── Dataset entries

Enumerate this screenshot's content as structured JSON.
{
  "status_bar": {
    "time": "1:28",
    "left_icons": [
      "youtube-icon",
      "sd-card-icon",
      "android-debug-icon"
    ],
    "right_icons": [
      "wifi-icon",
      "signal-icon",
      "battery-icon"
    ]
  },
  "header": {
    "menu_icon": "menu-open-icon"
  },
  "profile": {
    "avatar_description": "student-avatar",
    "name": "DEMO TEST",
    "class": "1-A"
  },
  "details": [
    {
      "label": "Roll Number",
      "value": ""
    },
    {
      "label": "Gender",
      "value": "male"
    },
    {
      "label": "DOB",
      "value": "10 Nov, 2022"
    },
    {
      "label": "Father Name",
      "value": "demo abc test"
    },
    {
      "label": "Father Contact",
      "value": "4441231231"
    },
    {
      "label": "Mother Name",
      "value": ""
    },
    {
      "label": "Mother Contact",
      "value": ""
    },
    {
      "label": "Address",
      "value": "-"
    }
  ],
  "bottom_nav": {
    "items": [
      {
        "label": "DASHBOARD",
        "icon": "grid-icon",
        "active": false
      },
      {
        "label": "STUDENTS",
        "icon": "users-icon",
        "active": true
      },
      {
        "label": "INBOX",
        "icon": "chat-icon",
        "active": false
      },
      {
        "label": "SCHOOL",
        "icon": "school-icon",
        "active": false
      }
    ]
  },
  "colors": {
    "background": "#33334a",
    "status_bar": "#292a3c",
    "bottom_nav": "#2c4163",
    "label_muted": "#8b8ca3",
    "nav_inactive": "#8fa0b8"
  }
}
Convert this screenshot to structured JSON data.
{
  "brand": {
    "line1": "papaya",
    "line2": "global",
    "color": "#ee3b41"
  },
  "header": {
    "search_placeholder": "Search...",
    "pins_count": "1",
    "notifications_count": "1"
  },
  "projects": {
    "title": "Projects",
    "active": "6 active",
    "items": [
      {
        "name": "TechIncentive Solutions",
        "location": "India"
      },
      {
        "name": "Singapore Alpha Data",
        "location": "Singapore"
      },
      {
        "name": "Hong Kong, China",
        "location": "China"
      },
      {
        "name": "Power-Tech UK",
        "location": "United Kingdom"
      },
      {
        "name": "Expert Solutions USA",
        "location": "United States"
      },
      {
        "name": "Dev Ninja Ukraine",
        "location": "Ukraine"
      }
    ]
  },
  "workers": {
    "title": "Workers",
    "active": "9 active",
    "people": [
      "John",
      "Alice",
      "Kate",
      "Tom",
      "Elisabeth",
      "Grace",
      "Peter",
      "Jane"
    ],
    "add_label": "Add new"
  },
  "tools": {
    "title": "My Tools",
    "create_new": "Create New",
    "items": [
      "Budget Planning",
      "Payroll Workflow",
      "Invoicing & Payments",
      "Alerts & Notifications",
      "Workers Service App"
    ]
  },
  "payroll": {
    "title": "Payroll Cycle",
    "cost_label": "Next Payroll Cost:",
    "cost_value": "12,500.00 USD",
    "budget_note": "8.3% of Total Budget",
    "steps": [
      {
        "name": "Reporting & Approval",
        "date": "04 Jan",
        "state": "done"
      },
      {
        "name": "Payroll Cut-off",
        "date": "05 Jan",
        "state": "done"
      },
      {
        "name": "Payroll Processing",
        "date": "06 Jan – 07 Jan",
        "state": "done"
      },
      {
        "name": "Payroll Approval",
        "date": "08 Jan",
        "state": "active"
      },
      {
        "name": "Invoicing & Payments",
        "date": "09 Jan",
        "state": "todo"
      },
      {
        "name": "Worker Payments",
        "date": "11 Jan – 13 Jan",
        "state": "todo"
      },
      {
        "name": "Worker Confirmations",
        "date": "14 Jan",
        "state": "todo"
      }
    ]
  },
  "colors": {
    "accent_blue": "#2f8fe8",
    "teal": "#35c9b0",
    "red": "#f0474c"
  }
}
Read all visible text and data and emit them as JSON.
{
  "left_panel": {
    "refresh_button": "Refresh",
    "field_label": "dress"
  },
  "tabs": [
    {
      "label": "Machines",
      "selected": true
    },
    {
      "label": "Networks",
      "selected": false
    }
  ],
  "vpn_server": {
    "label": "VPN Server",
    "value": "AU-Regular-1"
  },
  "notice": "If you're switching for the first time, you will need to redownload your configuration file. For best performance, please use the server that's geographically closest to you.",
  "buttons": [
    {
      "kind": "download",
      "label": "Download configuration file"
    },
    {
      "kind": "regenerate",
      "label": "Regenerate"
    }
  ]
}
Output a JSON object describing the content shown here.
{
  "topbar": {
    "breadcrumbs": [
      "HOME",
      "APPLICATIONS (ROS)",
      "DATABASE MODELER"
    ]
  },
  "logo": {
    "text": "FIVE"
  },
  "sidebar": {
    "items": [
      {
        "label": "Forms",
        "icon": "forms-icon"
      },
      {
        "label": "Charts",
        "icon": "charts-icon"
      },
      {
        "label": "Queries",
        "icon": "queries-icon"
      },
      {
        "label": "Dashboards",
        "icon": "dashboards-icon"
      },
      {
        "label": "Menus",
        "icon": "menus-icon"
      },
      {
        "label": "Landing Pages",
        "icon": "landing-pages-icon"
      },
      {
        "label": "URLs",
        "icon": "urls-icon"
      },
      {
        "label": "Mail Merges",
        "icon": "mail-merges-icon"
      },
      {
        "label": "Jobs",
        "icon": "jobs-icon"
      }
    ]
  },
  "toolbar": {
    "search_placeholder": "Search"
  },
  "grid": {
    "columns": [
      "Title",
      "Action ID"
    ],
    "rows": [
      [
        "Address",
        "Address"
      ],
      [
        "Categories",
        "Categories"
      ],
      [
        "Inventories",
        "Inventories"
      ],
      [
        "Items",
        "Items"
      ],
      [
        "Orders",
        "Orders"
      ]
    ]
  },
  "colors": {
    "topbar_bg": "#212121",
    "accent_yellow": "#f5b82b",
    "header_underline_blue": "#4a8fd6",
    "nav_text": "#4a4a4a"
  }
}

────

Check each line of the records above for "structured", and copy those that have it.

Enumerate this screenshot's content as structured JSON.
Convert this screenshot to structured JSON data.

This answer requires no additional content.